#### TASK DESCRIPTION
Copy the lines below verbatim, beginning with the line that includes "Convert this document image to plain text." and continuing to the end; leave out everything before it.

#### TASK MATERIAL

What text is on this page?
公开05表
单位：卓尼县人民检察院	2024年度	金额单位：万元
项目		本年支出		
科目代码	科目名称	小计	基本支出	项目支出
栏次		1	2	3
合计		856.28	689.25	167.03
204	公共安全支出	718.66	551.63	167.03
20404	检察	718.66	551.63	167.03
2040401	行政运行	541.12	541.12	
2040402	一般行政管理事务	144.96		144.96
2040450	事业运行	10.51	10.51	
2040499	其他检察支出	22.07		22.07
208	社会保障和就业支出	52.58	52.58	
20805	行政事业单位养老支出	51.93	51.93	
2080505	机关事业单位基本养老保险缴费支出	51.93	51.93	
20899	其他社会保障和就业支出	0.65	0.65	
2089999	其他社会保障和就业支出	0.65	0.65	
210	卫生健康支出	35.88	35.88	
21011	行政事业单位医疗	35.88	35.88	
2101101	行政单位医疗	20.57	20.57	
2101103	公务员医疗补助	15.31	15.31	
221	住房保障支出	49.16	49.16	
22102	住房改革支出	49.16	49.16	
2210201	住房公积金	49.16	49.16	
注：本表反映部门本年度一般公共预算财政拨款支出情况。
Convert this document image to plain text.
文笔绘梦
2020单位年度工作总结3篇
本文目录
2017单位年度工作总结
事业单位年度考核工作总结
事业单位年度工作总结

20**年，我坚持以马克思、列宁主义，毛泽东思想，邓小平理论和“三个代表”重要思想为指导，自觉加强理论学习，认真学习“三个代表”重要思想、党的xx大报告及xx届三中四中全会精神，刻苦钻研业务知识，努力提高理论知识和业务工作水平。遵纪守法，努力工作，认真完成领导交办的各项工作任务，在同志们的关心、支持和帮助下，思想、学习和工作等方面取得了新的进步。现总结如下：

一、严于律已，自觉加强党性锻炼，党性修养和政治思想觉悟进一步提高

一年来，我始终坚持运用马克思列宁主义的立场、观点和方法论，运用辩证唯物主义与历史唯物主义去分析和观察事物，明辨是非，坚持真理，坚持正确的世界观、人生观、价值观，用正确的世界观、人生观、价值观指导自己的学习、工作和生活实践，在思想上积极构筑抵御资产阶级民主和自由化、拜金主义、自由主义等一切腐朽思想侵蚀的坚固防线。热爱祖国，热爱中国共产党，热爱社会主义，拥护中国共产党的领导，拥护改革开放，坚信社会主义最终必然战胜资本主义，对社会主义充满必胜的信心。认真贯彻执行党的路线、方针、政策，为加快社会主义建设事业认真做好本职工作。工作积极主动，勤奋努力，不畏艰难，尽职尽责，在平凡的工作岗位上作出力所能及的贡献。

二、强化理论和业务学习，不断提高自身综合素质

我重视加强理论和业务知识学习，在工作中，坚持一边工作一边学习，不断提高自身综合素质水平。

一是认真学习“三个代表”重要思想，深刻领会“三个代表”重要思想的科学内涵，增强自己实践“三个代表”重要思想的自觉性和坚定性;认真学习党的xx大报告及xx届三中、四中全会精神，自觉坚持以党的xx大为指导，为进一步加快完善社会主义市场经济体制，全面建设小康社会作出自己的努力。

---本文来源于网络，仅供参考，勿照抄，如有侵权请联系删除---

#### OUTPUT OF THE EXERCISE
Convert this document image to plain text.
文笔绘梦
2020单位年度工作总结3篇
本文目录
2017单位年度工作总结
事业单位年度考核工作总结
事业单位年度工作总结

20**年，我坚持以马克思、列宁主义，毛泽东思想，邓小平理论和“三个代表”重要思想为指导，自觉加强理论学习，认真学习“三个代表”重要思想、党的xx大报告及xx届三中四中全会精神，刻苦钻研业务知识，努力提高理论知识和业务工作水平。遵纪守法，努力工作，认真完成领导交办的各项工作任务，在同志们的关心、支持和帮助下，思想、学习和工作等方面取得了新的进步。现总结如下：

一、严于律已，自觉加强党性锻炼，党性修养和政治思想觉悟进一步提高

一年来，我始终坚持运用马克思列宁主义的立场、观点和方法论，运用辩证唯物主义与历史唯物主义去分析和观察事物，明辨是非，坚持真理，坚持正确的世界观、人生观、价值观，用正确的世界观、人生观、价值观指导自己的学习、工作和生活实践，在思想上积极构筑抵御资产阶级民主和自由化、拜金主义、自由主义等一切腐朽思想侵蚀的坚固防线。热爱祖国，热爱中国共产党，热爱社会主义，拥护中国共产党的领导，拥护改革开放，坚信社会主义最终必然战胜资本主义，对社会主义充满必胜的信心。认真贯彻执行党的路线、方针、政策，为加快社会主义建设事业认真做好本职工作。工作积极主动，勤奋努力，不畏艰难，尽职尽责，在平凡的工作岗位上作出力所能及的贡献。

二、强化理论和业务学习，不断提高自身综合素质

我重视加强理论和业务知识学习，在工作中，坚持一边工作一边学习，不断提高自身综合素质水平。

一是认真学习“三个代表”重要思想，深刻领会“三个代表”重要思想的科学内涵，增强自己实践“三个代表”重要思想的自觉性和坚定性;认真学习党的xx大报告及xx届三中、四中全会精神，自觉坚持以党的xx大为指导，为进一步加快完善社会主义市场经济体制，全面建设小康社会作出自己的努力。

---本文来源于网络，仅供参考，勿照抄，如有侵权请联系删除---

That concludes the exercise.